> [Work required]: Retype every record below exactly as it appears.

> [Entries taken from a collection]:
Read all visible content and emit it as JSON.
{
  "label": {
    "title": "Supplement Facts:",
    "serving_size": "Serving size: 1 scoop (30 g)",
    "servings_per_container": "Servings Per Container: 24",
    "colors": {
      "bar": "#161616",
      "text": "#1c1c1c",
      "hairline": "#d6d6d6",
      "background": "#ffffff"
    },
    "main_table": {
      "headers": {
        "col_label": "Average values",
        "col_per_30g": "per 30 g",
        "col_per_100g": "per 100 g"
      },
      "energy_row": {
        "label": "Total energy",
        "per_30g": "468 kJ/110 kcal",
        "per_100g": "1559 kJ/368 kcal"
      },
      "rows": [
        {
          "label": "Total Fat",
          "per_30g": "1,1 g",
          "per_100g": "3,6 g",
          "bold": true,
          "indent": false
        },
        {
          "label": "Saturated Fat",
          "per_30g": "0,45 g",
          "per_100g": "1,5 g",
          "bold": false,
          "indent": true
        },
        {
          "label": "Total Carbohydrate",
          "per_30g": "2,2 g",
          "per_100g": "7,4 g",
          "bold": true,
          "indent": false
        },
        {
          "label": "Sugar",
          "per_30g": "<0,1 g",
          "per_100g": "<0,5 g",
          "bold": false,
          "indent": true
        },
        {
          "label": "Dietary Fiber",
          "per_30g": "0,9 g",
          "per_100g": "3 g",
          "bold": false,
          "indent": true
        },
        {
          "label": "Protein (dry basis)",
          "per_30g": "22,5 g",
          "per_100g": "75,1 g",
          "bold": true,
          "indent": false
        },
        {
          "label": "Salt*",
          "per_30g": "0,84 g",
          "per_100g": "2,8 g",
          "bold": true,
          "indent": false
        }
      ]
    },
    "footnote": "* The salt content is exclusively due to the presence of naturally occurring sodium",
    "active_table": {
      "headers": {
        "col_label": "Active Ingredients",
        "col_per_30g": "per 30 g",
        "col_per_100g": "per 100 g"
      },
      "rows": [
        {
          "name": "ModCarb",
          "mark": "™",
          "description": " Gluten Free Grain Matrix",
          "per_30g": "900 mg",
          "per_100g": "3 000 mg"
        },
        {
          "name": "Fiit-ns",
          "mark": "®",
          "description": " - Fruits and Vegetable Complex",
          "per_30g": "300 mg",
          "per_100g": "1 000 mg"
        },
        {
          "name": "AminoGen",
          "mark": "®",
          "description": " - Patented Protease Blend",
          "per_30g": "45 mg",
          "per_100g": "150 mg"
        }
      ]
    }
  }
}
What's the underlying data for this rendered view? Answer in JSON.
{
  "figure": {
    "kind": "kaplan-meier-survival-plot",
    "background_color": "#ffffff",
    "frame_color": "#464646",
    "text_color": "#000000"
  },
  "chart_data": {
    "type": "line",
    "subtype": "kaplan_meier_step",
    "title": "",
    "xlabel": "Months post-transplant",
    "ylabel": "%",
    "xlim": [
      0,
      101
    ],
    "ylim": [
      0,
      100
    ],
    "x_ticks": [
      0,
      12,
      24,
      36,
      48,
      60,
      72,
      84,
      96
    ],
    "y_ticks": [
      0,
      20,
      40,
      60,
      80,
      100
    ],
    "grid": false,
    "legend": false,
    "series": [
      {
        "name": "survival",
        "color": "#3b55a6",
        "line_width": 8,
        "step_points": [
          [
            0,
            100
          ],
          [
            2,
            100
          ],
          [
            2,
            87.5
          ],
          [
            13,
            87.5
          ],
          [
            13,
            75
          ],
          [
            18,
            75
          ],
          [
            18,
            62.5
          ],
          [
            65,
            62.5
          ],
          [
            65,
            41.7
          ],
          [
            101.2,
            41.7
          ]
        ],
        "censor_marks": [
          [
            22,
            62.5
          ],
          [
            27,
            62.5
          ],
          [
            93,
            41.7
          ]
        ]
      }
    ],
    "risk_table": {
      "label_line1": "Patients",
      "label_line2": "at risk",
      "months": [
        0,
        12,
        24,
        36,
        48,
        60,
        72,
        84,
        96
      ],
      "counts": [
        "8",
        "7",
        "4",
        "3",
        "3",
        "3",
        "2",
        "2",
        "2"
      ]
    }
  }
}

> [Answer section]:
Read all visible content and emit it as JSON.
{
  "label": {
    "title": "Supplement Facts:",
    "serving_size": "Serving size: 1 scoop (30 g)",
    "servings_per_container": "Servings Per Container: 24",
    "colors": {
      "bar": "#161616",
      "text": "#1c1c1c",
      "hairline": "#d6d6d6",
      "background": "#ffffff"
    },
    "main_table": {
      "headers": {
        "col_label": "Average values",
        "col_per_30g": "per 30 g",
        "col_per_100g": "per 100 g"
      },
      "energy_row": {
        "label": "Total energy",
        "per_30g": "468 kJ/110 kcal",
        "per_100g": "1559 kJ/368 kcal"
      },
      "rows": [
        {
          "label": "Total Fat",
          "per_30g": "1,1 g",
          "per_100g": "3,6 g",
          "bold": true,
          "indent": false
        },
        {
          "label": "Saturated Fat",
          "per_30g": "0,45 g",
          "per_100g": "1,5 g",
          "bold": false,
          "indent": true
        },
        {
          "label": "Total Carbohydrate",
          "per_30g": "2,2 g",
          "per_100g": "7,4 g",
          "bold": true,
          "indent": false
        },
        {
          "label": "Sugar",
          "per_30g": "<0,1 g",
          "per_100g": "<0,5 g",
          "bold": false,
          "indent": true
        },
        {
          "label": "Dietary Fiber",
          "per_30g": "0,9 g",
          "per_100g": "3 g",
          "bold": false,
          "indent": true
        },
        {
          "label": "Protein (dry basis)",
          "per_30g": "22,5 g",
          "per_100g": "75,1 g",
          "bold": true,
          "indent": false
        },
        {
          "label": "Salt*",
          "per_30g": "0,84 g",
          "per_100g": "2,8 g",
          "bold": true,
          "indent": false
        }
      ]
    },
    "footnote": "* The salt content is exclusively due to the presence of naturally occurring sodium",
    "active_table": {
      "headers": {
        "col_label": "Active Ingredients",
        "col_per_30g": "per 30 g",
        "col_per_100g": "per 100 g"
      },
      "rows": [
        {
          "name": "ModCarb",
          "mark": "™",
          "description": " Gluten Free Grain Matrix",
          "per_30g": "900 mg",
          "per_100g": "3 000 mg"
        },
        {
          "name": "Fiit-ns",
          "mark": "®",
          "description": " - Fruits and Vegetable Complex",
          "per_30g": "300 mg",
          "per_100g": "1 000 mg"
        },
        {
          "name": "AminoGen",
          "mark": "®",
          "description": " - Patented Protease Blend",
          "per_30g": "45 mg",
          "per_100g": "150 mg"
        }
      ]
    }
  }
}
What's the underlying data for this rendered view? Answer in JSON.
{
  "figure": {
    "kind": "kaplan-meier-survival-plot",
    "background_color": "#ffffff",
    "frame_color": "#464646",
    "text_color": "#000000"
  },
  "chart_data": {
    "type": "line",
    "subtype": "kaplan_meier_step",
    "title": "",
    "xlabel": "Months post-transplant",
    "ylabel": "%",
    "xlim": [
      0,
      101
    ],
    "ylim": [
      0,
      100
    ],
    "x_ticks": [
      0,
      12,
      24,
      36,
      48,
      60,
      72,
      84,
      96
    ],
    "y_ticks": [
      0,
      20,
      40,
      60,
      80,
      100
    ],
    "grid": false,
    "legend": false,
    "series": [
      {
        "name": "survival",
        "color": "#3b55a6",
        "line_width": 8,
        "step_points": [
          [
            0,
            100
          ],
          [
            2,
            100
          ],
          [
            2,
            87.5
          ],
          [
            13,
            87.5
          ],
          [
            13,
            75
          ],
          [
            18,
            75
          ],
          [
            18,
            62.5
          ],
          [
            65,
            62.5
          ],
          [
            65,
            41.7
          ],
          [
            101.2,
            41.7
          ]
        ],
        "censor_marks": [
          [
            22,
            62.5
          ],
          [
            27,
            62.5
          ],
          [
            93,
            41.7
          ]
        ]
      }
    ],
    "risk_table": {
      "label_line1": "Patients",
      "label_line2": "at risk",
      "months": [
        0,
        12,
        24,
        36,
        48,
        60,
        72,
        84,
        96
      ],
      "counts": [
        "8",
        "7",
        "4",
        "3",
        "3",
        "3",
        "2",
        "2",
        "2"
      ]
    }
  }
}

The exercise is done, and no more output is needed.